----- Records for the exercise

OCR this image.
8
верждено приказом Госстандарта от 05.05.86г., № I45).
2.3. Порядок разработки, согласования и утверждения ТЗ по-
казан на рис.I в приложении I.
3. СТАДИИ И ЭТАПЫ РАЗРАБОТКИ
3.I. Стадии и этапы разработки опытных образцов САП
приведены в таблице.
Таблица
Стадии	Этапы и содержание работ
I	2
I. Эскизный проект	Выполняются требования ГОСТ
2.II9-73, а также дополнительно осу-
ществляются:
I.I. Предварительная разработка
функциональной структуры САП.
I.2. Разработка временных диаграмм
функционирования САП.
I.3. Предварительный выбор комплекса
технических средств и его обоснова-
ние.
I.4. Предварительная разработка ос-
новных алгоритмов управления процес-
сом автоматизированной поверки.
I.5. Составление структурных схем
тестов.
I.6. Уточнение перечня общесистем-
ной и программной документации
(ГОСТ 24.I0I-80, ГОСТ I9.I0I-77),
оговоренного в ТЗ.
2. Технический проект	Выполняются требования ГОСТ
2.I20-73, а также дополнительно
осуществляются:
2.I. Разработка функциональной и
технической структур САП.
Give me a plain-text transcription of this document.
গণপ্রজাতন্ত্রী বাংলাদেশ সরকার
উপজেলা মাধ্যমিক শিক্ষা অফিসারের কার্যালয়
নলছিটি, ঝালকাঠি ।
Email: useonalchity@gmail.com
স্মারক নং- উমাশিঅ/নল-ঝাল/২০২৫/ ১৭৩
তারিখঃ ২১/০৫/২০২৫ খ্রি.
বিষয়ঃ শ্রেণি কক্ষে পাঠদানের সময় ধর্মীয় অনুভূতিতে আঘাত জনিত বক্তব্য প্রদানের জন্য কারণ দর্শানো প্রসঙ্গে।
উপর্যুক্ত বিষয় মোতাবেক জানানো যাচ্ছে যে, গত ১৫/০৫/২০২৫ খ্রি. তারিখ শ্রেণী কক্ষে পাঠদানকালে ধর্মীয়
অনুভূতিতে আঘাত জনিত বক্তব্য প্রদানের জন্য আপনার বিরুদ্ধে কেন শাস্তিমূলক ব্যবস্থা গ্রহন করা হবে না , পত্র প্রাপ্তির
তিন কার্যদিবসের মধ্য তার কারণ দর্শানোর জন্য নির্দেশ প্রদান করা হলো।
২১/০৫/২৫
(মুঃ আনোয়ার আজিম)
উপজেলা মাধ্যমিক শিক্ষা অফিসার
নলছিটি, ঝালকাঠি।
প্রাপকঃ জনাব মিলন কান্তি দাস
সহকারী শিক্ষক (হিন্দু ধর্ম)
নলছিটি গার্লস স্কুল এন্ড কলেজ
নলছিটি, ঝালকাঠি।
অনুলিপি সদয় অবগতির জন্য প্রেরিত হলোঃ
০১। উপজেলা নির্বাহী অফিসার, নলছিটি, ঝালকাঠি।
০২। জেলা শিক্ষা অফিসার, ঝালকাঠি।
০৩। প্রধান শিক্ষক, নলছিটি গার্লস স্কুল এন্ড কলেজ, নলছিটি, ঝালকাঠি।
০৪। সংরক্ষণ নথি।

----------

Goal:
Repeat the lines above exactly.

Result of the exercise:
OCR this image.
8
верждено приказом Госстандарта от 05.05.86г., № I45).
2.3. Порядок разработки, согласования и утверждения ТЗ по-
казан на рис.I в приложении I.
3. СТАДИИ И ЭТАПЫ РАЗРАБОТКИ
3.I. Стадии и этапы разработки опытных образцов САП
приведены в таблице.
Таблица
Стадии	Этапы и содержание работ
I	2
I. Эскизный проект	Выполняются требования ГОСТ
2.II9-73, а также дополнительно осу-
ществляются:
I.I. Предварительная разработка
функциональной структуры САП.
I.2. Разработка временных диаграмм
функционирования САП.
I.3. Предварительный выбор комплекса
технических средств и его обоснова-
ние.
I.4. Предварительная разработка ос-
новных алгоритмов управления процес-
сом автоматизированной поверки.
I.5. Составление структурных схем
тестов.
I.6. Уточнение перечня общесистем-
ной и программной документации
(ГОСТ 24.I0I-80, ГОСТ I9.I0I-77),
оговоренного в ТЗ.
2. Технический проект	Выполняются требования ГОСТ
2.I20-73, а также дополнительно
осуществляются:
2.I. Разработка функциональной и
технической структур САП.
Give me a plain-text transcription of this document.
গণপ্রজাতন্ত্রী বাংলাদেশ সরকার
উপজেলা মাধ্যমিক শিক্ষা অফিসারের কার্যালয়
নলছিটি, ঝালকাঠি ।
Email: useonalchity@gmail.com
স্মারক নং- উমাশিঅ/নল-ঝাল/২০২৫/ ১৭৩
তারিখঃ ২১/০৫/২০২৫ খ্রি.
বিষয়ঃ শ্রেণি কক্ষে পাঠদানের সময় ধর্মীয় অনুভূতিতে আঘাত জনিত বক্তব্য প্রদানের জন্য কারণ দর্শানো প্রসঙ্গে।
উপর্যুক্ত বিষয় মোতাবেক জানানো যাচ্ছে যে, গত ১৫/০৫/২০২৫ খ্রি. তারিখ শ্রেণী কক্ষে পাঠদানকালে ধর্মীয়
অনুভূতিতে আঘাত জনিত বক্তব্য প্রদানের জন্য আপনার বিরুদ্ধে কেন শাস্তিমূলক ব্যবস্থা গ্রহন করা হবে না , পত্র প্রাপ্তির
তিন কার্যদিবসের মধ্য তার কারণ দর্শানোর জন্য নির্দেশ প্রদান করা হলো।
২১/০৫/২৫
(মুঃ আনোয়ার আজিম)
উপজেলা মাধ্যমিক শিক্ষা অফিসার
নলছিটি, ঝালকাঠি।
প্রাপকঃ জনাব মিলন কান্তি দাস
সহকারী শিক্ষক (হিন্দু ধর্ম)
নলছিটি গার্লস স্কুল এন্ড কলেজ
নলছিটি, ঝালকাঠি।
অনুলিপি সদয় অবগতির জন্য প্রেরিত হলোঃ
০১। উপজেলা নির্বাহী অফিসার, নলছিটি, ঝালকাঠি।
০২। জেলা শিক্ষা অফিসার, ঝালকাঠি।
০৩। প্রধান শিক্ষক, নলছিটি গার্লস স্কুল এন্ড কলেজ, নলছিটি, ঝালকাঠি।
০৪। সংরক্ষণ নথি।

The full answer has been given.